* _WORK TO BE COMPLETED_:
What do the lines from the one containing "Transcribe the text in this document." through the end of the entries say? Quote them exactly, and only them.

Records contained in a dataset
┌──

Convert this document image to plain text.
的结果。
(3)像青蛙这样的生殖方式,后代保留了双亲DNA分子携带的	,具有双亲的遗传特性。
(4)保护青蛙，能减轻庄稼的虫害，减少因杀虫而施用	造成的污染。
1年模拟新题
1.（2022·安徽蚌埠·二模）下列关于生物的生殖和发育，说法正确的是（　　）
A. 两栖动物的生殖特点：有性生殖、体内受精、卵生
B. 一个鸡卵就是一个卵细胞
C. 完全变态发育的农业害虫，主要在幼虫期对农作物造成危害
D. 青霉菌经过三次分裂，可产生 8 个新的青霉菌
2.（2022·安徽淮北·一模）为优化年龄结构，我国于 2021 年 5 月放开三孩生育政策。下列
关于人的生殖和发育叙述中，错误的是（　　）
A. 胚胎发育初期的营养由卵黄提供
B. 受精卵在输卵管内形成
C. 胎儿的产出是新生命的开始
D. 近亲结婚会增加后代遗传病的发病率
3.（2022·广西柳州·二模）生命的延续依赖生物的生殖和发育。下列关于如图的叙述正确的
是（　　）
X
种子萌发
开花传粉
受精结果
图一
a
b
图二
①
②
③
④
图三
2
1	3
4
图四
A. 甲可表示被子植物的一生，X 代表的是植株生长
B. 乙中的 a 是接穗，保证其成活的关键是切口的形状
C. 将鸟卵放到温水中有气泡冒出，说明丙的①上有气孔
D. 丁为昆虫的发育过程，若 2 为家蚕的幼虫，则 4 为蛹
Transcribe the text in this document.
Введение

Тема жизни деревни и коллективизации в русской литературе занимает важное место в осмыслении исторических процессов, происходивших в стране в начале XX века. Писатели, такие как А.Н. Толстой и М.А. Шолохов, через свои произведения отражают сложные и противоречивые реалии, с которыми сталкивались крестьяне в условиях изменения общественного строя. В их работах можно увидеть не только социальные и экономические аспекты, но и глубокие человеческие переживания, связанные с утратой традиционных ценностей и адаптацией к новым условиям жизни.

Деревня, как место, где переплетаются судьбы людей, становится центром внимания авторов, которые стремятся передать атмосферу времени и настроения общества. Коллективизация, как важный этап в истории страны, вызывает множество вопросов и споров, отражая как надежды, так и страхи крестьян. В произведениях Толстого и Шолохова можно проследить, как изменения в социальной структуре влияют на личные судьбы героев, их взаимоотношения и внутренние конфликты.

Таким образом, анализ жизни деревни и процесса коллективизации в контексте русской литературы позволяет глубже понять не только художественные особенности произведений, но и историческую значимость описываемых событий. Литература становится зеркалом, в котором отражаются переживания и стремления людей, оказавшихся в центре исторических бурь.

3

└──

* _FULL ANSWER_:
Transcribe the text in this document.
Введение

Тема жизни деревни и коллективизации в русской литературе занимает важное место в осмыслении исторических процессов, происходивших в стране в начале XX века. Писатели, такие как А.Н. Толстой и М.А. Шолохов, через свои произведения отражают сложные и противоречивые реалии, с которыми сталкивались крестьяне в условиях изменения общественного строя. В их работах можно увидеть не только социальные и экономические аспекты, но и глубокие человеческие переживания, связанные с утратой традиционных ценностей и адаптацией к новым условиям жизни.

Деревня, как место, где переплетаются судьбы людей, становится центром внимания авторов, которые стремятся передать атмосферу времени и настроения общества. Коллективизация, как важный этап в истории страны, вызывает множество вопросов и споров, отражая как надежды, так и страхи крестьян. В произведениях Толстого и Шолохова можно проследить, как изменения в социальной структуре влияют на личные судьбы героев, их взаимоотношения и внутренние конфликты.

Таким образом, анализ жизни деревни и процесса коллективизации в контексте русской литературы позволяет глубже понять не только художественные особенности произведений, но и историческую значимость описываемых событий. Литература становится зеркалом, в котором отражаются переживания и стремления людей, оказавшихся в центре исторических бурь.

3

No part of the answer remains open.